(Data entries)
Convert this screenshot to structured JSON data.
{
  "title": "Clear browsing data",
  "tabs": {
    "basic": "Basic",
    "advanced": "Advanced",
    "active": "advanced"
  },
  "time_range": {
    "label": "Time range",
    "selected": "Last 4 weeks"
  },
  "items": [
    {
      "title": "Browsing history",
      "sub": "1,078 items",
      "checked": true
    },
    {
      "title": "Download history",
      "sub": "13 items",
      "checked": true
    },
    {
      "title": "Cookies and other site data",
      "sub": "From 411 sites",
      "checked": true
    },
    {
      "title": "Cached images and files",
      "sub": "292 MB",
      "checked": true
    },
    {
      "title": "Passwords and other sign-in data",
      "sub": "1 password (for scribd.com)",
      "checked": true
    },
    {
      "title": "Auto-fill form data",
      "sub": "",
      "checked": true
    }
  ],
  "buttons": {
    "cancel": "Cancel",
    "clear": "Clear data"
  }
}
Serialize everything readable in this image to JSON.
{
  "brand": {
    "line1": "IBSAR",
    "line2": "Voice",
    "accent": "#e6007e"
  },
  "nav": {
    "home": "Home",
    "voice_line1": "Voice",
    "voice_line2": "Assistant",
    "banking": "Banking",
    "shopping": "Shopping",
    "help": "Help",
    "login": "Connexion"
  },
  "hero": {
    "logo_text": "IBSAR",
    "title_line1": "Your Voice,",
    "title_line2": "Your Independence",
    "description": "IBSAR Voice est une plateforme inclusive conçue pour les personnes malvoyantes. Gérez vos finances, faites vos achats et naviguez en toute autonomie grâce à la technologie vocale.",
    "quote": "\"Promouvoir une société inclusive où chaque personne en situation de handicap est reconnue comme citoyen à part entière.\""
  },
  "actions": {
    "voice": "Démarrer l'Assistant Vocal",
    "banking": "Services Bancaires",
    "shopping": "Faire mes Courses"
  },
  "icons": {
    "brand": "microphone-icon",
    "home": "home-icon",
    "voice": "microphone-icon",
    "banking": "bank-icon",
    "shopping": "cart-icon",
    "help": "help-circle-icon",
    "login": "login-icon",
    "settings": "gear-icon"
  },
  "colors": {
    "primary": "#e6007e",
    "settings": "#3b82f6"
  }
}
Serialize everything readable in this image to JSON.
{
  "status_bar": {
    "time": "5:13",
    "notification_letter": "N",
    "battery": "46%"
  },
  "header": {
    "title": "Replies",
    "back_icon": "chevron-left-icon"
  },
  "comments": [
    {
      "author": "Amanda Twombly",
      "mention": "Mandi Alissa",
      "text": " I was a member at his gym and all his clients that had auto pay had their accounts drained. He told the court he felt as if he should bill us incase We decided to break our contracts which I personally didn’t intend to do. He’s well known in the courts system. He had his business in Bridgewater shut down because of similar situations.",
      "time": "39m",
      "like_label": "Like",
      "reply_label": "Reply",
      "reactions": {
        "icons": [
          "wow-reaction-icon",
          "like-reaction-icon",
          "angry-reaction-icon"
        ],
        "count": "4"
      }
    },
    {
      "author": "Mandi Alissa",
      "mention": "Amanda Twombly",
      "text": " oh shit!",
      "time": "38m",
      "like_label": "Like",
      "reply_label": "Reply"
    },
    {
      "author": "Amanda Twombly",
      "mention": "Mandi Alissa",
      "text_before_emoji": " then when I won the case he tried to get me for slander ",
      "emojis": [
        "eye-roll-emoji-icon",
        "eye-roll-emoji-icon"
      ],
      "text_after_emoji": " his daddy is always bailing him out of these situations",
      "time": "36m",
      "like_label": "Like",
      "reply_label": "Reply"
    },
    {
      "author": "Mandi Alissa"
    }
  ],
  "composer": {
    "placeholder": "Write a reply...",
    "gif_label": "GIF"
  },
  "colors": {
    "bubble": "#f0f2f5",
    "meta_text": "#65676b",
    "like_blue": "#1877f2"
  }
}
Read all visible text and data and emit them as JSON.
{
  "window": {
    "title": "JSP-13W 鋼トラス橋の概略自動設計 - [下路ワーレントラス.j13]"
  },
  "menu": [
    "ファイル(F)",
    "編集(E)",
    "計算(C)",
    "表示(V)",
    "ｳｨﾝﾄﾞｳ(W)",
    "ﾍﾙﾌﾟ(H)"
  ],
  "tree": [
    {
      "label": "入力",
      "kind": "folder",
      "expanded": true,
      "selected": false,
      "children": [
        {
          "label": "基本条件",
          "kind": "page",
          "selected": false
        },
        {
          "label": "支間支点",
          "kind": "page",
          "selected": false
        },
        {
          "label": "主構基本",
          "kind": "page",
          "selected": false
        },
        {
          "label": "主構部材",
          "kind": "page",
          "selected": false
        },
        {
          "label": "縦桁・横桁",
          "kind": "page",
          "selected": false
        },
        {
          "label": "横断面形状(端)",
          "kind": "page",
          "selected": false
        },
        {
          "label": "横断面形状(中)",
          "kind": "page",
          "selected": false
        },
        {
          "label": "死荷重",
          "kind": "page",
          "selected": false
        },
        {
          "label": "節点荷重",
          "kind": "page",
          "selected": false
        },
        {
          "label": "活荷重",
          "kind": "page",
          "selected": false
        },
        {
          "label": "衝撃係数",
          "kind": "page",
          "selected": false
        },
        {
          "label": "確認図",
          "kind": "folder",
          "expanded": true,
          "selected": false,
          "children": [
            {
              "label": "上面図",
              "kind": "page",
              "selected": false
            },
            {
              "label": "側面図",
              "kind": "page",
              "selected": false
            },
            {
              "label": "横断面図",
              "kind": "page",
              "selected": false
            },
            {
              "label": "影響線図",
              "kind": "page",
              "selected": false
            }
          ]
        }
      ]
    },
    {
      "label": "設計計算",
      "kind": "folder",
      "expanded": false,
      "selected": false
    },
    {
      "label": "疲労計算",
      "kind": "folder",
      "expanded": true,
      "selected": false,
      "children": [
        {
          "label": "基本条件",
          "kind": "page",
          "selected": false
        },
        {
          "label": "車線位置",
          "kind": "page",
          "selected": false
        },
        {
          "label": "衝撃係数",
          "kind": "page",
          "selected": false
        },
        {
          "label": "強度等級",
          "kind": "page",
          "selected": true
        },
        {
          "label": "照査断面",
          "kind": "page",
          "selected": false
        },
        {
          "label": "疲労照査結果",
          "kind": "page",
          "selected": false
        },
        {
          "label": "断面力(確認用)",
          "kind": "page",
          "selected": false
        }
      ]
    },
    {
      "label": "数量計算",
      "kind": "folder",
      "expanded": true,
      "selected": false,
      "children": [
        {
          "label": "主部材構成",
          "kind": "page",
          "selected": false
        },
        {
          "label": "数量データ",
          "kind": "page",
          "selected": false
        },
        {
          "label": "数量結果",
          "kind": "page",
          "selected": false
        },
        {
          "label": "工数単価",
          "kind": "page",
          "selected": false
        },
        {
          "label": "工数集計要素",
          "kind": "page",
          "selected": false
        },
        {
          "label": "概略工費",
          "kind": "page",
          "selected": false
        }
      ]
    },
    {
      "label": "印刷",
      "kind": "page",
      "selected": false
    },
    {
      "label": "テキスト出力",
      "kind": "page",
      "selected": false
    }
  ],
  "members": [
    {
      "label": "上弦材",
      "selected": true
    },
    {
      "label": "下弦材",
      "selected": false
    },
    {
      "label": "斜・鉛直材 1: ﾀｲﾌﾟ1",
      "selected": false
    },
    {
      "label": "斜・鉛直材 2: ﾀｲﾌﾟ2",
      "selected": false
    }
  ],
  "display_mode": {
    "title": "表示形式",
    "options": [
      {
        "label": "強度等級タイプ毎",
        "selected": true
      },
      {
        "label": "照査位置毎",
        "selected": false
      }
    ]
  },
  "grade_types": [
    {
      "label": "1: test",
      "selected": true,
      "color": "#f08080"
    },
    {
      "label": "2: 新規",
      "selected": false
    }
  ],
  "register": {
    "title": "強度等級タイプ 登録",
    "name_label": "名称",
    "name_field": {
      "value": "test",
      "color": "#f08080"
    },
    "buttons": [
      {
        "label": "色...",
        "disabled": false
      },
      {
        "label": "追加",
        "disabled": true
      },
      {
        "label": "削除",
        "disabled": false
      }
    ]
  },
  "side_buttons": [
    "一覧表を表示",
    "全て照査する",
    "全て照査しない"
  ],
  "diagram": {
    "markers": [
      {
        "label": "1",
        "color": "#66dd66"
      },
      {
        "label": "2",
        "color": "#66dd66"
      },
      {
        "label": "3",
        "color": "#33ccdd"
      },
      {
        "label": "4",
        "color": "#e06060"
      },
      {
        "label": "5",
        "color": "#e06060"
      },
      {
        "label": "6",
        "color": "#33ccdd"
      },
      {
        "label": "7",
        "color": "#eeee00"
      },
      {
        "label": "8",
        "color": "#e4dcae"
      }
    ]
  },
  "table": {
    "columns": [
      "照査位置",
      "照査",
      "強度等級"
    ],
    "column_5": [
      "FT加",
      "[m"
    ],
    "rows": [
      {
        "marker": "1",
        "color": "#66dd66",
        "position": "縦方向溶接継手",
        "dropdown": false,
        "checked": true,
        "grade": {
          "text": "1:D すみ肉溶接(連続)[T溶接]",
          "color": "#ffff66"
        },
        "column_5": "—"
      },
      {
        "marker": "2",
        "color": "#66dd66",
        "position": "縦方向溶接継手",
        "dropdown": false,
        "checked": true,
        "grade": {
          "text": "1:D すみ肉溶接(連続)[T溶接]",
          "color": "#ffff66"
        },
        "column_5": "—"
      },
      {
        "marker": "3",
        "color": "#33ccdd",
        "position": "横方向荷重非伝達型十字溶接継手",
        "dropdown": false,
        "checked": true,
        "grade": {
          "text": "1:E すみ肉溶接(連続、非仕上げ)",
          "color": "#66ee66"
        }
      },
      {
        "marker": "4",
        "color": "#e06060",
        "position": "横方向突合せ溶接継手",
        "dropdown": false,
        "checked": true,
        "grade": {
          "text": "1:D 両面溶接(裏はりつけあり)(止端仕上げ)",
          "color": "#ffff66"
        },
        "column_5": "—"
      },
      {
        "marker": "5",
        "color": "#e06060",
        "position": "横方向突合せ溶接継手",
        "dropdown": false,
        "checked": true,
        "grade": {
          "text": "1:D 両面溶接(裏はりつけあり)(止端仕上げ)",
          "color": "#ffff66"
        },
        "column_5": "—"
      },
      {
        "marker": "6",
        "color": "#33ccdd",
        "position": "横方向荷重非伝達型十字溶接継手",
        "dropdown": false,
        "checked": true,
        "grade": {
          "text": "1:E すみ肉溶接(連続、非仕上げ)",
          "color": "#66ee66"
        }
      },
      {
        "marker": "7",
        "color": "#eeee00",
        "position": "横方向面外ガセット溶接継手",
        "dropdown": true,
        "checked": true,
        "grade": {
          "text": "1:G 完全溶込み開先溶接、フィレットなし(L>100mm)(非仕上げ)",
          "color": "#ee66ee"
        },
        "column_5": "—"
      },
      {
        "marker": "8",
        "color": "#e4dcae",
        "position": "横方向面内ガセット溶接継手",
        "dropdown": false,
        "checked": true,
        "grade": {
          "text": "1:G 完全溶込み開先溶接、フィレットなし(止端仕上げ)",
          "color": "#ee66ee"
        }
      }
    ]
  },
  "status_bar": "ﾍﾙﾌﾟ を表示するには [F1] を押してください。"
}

> **Problem details**:
Tally up the lines with the word "Mandi" in them, and answer with that number by itself.

> **Answer to this task**:
4